Input records:
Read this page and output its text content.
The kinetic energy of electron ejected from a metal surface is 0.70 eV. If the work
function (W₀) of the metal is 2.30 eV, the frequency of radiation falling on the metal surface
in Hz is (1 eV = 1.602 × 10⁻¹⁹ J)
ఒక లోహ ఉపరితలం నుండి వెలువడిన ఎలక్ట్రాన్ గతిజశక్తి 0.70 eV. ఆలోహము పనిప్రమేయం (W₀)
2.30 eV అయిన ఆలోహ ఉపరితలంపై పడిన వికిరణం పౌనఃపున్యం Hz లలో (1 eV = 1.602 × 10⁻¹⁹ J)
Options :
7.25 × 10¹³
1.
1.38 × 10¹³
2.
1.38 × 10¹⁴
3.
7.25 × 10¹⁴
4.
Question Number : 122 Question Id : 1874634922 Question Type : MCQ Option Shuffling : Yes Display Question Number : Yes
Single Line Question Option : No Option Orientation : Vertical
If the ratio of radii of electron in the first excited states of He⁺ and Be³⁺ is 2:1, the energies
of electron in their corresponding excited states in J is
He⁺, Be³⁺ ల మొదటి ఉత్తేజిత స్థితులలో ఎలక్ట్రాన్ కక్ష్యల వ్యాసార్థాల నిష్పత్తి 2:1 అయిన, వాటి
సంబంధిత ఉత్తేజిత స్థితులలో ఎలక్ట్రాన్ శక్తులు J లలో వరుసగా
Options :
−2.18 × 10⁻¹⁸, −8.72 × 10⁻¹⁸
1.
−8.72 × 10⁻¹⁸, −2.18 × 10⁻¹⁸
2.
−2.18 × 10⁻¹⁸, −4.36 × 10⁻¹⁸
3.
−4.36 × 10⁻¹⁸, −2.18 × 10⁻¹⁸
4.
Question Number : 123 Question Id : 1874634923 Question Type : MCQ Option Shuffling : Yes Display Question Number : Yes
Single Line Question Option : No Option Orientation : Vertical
---
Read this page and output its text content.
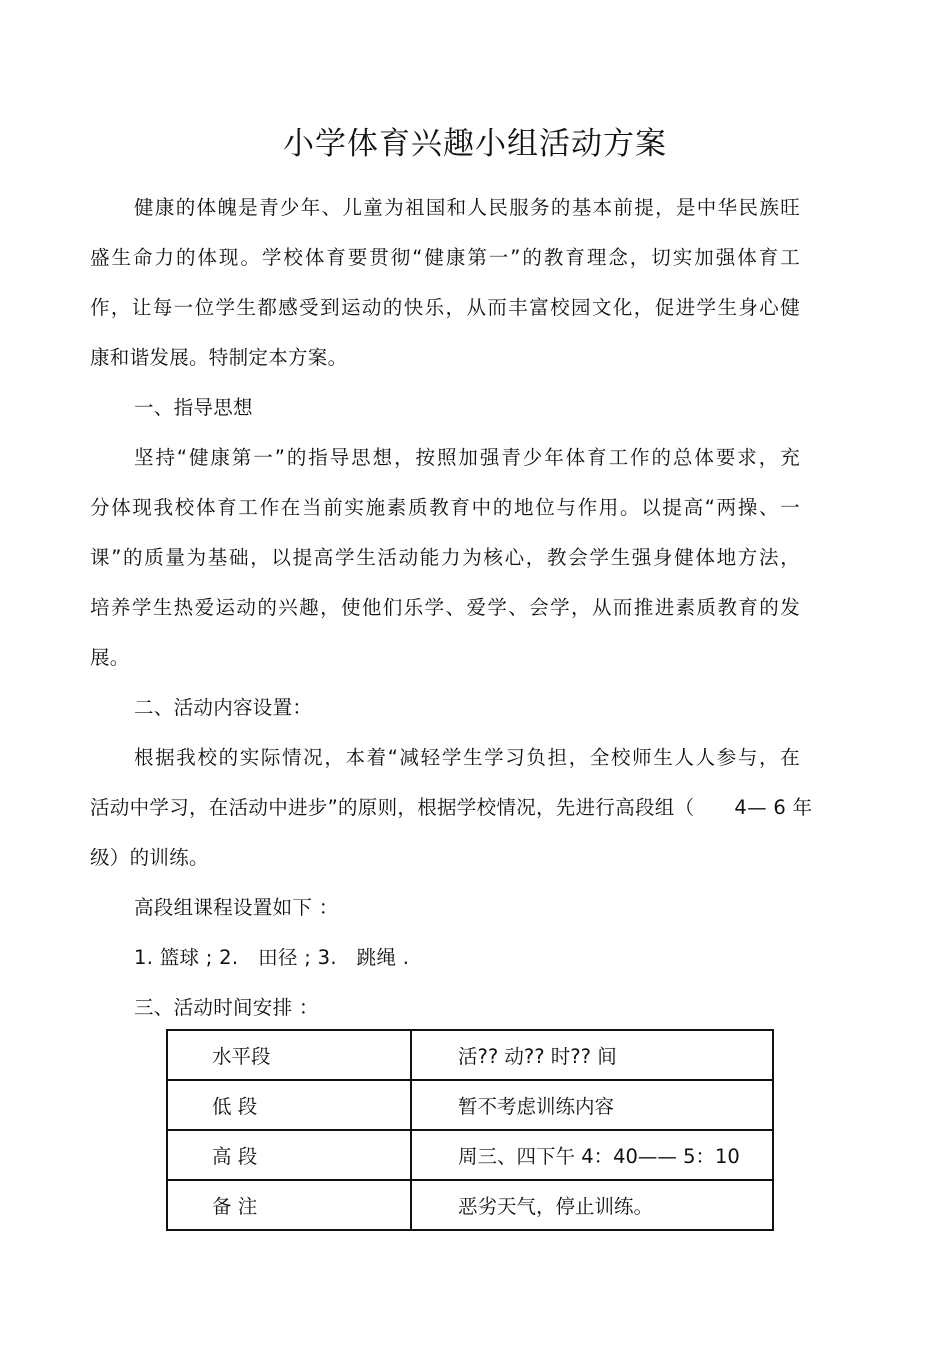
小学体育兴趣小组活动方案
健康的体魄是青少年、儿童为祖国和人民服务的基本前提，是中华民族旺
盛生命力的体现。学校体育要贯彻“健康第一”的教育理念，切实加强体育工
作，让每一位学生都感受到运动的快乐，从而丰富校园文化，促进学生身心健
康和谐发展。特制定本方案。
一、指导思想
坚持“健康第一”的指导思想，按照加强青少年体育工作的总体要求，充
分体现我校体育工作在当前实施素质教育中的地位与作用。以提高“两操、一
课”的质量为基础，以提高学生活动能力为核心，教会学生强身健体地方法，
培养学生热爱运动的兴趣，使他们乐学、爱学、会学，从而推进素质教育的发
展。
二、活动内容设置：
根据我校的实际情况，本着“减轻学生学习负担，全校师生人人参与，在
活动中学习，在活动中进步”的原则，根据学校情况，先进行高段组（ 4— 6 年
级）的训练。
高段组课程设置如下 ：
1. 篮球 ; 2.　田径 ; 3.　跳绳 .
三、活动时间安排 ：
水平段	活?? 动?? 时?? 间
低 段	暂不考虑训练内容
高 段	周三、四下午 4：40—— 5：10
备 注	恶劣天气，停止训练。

Stated goal: Which lines include "metal"? Copy each of them out.

Full solution:
The kinetic energy of electron ejected from a metal surface is 0.70 eV. If the work
function (W₀) of the metal is 2.30 eV, the frequency of radiation falling on the metal surface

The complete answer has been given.